◆ What you will do
Return all lines that include the string "name".

··· Data provided ···

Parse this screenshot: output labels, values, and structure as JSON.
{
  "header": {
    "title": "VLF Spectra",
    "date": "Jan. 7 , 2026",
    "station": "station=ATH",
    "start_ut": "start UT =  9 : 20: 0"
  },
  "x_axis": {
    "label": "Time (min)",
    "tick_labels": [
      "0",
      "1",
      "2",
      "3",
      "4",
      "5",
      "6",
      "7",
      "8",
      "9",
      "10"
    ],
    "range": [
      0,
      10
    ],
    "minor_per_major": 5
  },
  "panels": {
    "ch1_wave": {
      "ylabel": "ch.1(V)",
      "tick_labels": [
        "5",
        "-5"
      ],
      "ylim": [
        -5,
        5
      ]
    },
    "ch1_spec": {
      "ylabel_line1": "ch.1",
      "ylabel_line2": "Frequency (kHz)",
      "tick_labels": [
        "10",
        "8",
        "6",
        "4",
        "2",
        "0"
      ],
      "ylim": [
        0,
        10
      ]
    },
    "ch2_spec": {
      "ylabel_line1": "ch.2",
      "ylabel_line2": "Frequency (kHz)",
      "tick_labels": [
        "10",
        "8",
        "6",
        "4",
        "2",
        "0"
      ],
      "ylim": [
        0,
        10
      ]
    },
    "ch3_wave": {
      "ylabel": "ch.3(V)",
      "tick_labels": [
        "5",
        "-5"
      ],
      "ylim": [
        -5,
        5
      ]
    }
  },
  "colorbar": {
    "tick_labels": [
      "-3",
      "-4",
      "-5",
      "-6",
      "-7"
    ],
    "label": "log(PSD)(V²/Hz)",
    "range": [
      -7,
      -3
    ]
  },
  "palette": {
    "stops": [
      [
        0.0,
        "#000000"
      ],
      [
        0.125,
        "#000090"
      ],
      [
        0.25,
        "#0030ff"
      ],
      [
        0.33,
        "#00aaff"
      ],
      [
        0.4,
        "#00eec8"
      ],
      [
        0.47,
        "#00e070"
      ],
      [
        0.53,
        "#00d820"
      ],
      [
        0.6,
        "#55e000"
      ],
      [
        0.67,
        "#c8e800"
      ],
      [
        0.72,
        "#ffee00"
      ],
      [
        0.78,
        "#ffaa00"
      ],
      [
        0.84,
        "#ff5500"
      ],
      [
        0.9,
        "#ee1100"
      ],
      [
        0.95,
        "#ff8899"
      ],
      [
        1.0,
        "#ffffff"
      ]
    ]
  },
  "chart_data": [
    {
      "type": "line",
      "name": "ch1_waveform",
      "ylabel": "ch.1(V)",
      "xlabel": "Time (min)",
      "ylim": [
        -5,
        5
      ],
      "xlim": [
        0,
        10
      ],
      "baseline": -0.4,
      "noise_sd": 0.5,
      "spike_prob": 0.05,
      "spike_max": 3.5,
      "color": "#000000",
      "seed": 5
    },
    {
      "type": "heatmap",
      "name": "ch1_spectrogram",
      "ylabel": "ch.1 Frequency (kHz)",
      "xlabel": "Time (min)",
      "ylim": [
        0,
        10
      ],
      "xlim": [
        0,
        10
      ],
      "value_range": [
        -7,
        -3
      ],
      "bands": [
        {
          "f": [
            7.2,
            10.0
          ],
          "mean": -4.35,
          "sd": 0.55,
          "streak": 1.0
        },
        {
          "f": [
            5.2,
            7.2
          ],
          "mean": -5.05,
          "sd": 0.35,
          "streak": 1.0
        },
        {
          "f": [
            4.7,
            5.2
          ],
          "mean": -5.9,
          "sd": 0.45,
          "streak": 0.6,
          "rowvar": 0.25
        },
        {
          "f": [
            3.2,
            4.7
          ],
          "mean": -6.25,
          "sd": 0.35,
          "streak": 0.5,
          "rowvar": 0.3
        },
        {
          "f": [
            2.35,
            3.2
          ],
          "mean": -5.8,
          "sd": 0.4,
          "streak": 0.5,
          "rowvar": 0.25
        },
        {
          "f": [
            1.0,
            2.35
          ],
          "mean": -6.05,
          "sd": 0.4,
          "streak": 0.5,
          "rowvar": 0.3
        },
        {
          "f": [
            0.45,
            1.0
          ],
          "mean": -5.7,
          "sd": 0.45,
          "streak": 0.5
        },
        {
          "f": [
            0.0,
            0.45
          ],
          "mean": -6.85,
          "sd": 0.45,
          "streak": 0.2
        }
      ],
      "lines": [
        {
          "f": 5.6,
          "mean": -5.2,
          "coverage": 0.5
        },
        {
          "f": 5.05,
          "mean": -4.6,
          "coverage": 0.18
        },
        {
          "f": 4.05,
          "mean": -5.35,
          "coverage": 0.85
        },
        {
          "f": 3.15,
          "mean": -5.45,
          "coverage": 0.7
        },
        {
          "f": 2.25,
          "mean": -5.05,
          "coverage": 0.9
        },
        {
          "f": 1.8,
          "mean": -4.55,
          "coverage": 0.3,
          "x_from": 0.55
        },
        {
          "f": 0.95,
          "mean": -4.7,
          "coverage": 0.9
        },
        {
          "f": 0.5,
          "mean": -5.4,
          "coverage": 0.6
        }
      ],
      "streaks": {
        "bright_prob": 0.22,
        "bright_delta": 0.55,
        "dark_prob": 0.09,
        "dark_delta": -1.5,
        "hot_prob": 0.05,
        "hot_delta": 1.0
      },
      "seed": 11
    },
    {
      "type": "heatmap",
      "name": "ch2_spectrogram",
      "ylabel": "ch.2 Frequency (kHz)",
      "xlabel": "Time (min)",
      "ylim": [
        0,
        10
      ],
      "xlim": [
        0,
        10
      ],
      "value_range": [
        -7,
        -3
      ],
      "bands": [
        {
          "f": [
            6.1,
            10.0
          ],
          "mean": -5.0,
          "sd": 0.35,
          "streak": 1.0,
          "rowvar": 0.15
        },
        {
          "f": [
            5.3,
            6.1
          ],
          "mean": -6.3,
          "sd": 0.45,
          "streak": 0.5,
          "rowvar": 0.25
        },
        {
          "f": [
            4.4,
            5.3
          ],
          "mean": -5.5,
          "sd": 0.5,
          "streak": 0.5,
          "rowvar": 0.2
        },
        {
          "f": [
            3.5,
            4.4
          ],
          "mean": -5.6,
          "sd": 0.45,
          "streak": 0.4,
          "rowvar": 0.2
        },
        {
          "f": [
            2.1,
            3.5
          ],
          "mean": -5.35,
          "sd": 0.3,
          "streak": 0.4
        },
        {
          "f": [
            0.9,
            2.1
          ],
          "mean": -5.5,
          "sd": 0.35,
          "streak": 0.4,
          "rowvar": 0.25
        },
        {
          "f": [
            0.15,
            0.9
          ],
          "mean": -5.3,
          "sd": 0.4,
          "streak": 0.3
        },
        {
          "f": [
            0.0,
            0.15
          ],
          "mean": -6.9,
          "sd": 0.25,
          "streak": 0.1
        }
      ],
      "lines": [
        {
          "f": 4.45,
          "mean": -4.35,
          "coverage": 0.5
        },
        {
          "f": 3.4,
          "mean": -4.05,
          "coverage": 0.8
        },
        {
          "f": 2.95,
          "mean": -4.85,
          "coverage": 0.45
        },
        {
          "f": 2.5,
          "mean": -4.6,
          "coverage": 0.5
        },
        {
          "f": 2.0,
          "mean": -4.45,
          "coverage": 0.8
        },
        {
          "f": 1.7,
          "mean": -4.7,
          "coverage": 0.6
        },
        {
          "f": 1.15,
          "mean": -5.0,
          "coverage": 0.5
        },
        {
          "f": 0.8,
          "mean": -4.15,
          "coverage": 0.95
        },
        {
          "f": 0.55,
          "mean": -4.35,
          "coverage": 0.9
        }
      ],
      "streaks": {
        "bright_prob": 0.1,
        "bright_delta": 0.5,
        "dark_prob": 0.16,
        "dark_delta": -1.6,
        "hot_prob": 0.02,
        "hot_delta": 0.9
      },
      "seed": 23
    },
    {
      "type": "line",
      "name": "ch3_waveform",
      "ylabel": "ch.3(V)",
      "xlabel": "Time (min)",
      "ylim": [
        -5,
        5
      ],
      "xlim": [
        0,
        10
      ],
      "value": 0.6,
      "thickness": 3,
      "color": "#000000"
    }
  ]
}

···

◆ Response to this task
      "name": "ch1_waveform",
      "name": "ch1_spectrogram",
      "name": "ch2_spectrogram",
      "name": "ch3_waveform",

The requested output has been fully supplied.